Data for this task »
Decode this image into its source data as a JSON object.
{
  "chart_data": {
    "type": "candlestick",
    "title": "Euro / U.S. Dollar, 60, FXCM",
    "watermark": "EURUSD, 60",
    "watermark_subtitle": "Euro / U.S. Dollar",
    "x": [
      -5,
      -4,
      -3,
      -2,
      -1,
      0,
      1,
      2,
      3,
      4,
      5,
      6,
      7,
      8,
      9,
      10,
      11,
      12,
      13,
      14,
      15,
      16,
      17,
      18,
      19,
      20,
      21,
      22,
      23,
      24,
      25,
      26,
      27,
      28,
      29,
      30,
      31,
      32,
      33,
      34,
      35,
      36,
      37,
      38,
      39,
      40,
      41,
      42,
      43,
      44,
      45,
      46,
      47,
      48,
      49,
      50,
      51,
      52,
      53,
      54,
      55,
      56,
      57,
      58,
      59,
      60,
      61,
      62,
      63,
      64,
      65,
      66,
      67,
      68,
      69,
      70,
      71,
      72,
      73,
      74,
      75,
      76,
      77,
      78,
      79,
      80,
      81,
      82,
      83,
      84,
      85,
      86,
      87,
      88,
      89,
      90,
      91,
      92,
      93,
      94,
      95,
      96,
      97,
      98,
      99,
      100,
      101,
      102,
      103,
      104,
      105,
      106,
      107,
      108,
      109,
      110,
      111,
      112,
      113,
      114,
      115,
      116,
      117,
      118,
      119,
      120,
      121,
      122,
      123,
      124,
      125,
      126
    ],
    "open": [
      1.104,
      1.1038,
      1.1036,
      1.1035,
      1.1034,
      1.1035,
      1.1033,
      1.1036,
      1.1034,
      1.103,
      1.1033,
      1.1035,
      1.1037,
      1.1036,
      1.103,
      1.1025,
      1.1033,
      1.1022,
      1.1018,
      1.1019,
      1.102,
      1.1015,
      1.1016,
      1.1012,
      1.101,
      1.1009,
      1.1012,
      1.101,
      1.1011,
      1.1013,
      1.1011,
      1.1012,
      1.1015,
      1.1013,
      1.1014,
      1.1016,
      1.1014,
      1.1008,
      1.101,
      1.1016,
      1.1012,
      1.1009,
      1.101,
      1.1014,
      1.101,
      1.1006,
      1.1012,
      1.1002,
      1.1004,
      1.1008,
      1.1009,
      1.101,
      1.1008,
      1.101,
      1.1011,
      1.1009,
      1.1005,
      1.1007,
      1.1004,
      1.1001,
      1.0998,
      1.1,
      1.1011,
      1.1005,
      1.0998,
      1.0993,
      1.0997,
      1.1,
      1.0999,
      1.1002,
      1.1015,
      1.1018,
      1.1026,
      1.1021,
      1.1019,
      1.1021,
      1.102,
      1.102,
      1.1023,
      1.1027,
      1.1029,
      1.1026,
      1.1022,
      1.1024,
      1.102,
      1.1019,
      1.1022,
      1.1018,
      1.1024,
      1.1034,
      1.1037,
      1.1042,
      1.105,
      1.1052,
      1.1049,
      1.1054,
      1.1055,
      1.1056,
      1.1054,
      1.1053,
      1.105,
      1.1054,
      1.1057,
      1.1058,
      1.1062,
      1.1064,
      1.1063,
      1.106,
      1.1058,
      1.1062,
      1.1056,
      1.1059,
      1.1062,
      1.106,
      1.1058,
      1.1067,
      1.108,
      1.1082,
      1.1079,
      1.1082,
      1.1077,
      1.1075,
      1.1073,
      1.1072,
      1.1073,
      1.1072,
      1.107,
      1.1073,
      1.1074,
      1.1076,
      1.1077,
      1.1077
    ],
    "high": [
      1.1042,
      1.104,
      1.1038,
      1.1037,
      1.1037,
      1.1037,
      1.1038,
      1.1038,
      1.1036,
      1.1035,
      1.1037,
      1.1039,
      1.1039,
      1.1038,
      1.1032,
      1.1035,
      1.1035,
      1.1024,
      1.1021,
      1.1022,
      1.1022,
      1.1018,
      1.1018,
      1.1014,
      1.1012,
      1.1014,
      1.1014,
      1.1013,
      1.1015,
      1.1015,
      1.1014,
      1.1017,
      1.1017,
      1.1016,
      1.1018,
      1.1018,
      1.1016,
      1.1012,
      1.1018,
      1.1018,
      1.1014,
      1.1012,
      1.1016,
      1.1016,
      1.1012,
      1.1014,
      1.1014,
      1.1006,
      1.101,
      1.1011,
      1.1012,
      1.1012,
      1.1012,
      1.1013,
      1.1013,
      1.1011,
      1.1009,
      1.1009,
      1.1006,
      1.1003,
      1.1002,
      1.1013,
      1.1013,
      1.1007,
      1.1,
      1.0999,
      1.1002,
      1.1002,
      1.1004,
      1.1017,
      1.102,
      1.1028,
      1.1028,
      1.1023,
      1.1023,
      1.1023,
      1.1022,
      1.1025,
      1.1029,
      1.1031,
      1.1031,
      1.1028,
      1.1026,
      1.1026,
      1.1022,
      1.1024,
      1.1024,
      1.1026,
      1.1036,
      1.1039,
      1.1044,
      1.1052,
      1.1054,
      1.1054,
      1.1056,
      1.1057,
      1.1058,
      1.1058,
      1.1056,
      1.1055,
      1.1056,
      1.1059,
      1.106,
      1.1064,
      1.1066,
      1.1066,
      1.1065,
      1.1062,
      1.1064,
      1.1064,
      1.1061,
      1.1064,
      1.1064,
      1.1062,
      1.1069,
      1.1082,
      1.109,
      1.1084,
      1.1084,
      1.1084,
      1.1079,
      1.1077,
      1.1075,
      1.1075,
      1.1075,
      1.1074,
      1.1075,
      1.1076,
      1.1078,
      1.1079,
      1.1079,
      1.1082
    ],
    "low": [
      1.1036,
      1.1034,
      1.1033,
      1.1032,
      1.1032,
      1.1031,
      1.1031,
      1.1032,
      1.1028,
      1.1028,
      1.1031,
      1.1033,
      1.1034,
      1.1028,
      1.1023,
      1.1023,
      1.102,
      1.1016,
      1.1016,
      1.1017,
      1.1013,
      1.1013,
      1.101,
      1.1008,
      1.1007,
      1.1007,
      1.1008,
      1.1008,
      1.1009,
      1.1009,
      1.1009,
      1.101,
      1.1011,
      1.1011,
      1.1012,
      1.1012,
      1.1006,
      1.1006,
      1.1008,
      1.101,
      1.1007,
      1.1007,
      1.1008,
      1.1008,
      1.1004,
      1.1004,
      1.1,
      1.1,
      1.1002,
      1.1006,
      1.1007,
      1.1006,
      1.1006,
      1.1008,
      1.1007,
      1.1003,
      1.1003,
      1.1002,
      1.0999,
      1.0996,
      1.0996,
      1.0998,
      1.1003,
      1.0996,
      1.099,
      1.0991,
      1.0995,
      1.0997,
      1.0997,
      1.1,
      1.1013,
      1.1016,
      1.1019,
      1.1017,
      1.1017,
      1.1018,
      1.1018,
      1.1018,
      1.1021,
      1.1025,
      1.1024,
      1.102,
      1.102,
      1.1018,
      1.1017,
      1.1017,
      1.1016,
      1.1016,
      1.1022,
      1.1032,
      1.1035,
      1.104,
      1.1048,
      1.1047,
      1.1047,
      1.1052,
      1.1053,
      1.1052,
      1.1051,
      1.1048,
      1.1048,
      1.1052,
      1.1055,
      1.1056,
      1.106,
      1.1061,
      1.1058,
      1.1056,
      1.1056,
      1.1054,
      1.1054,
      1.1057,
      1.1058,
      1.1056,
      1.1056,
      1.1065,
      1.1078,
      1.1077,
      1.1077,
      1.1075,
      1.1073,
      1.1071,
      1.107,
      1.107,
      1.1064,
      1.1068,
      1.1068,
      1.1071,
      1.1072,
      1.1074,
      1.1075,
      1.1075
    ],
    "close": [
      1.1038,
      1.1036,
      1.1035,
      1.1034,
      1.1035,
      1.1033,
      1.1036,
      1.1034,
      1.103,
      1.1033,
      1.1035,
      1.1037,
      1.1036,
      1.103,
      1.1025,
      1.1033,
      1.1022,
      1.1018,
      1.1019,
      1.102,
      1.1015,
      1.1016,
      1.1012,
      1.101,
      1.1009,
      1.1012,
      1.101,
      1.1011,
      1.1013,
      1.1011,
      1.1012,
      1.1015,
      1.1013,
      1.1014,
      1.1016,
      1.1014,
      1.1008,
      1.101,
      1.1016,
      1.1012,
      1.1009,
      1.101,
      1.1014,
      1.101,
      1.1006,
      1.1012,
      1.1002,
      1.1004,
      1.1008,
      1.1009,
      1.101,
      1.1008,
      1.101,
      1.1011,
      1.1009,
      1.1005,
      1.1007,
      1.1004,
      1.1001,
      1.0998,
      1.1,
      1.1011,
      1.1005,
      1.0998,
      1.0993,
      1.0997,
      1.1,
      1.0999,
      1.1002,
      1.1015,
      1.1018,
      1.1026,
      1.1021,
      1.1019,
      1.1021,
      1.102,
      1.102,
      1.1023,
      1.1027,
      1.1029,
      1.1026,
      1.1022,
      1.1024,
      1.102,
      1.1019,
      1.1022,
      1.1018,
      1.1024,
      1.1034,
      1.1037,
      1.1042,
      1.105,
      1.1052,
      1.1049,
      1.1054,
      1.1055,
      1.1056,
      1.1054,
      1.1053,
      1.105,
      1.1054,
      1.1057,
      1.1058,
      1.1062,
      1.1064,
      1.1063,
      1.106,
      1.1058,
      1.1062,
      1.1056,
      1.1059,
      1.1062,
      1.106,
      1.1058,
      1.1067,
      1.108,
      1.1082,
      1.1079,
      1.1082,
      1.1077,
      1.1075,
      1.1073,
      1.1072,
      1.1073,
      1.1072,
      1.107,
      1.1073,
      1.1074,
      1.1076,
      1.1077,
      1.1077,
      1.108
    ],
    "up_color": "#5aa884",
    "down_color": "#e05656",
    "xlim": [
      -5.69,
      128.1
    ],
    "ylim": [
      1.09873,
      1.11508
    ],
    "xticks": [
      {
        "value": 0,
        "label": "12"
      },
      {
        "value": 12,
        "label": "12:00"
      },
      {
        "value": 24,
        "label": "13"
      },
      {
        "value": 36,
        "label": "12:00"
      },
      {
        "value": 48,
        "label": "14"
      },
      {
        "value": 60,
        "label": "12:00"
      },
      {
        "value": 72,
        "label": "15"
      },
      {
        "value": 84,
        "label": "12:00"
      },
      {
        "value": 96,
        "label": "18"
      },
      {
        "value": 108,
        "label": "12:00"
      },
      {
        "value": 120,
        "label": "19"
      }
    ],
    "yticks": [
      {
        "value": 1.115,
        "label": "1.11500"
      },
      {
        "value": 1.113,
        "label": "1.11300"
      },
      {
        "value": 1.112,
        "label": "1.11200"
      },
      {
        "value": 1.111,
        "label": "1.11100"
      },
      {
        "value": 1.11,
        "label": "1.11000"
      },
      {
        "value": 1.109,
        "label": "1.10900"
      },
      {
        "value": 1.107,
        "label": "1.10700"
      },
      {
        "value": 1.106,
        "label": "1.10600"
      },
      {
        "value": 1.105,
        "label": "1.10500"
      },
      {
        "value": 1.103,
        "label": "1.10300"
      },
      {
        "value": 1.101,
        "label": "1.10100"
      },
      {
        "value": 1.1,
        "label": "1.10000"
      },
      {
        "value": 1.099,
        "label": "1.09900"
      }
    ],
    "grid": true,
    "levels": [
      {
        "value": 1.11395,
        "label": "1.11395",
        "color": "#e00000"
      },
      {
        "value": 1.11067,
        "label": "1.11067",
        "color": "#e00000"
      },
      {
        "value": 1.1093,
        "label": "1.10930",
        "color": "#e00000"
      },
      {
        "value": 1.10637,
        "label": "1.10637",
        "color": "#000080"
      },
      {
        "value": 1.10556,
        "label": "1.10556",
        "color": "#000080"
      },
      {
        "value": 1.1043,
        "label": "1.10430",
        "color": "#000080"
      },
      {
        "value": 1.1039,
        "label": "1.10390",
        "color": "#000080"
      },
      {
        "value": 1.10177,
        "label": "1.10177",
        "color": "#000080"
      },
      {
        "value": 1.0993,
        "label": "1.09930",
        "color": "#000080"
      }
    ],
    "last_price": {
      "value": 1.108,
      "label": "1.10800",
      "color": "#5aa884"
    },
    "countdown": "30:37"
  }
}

Given task » Identify the lines of the entries containing the string "Dollar". Copy each such line.

Answer to the exercise »
    "title": "Euro / U.S. Dollar, 60, FXCM",
    "watermark_subtitle": "Euro / U.S. Dollar",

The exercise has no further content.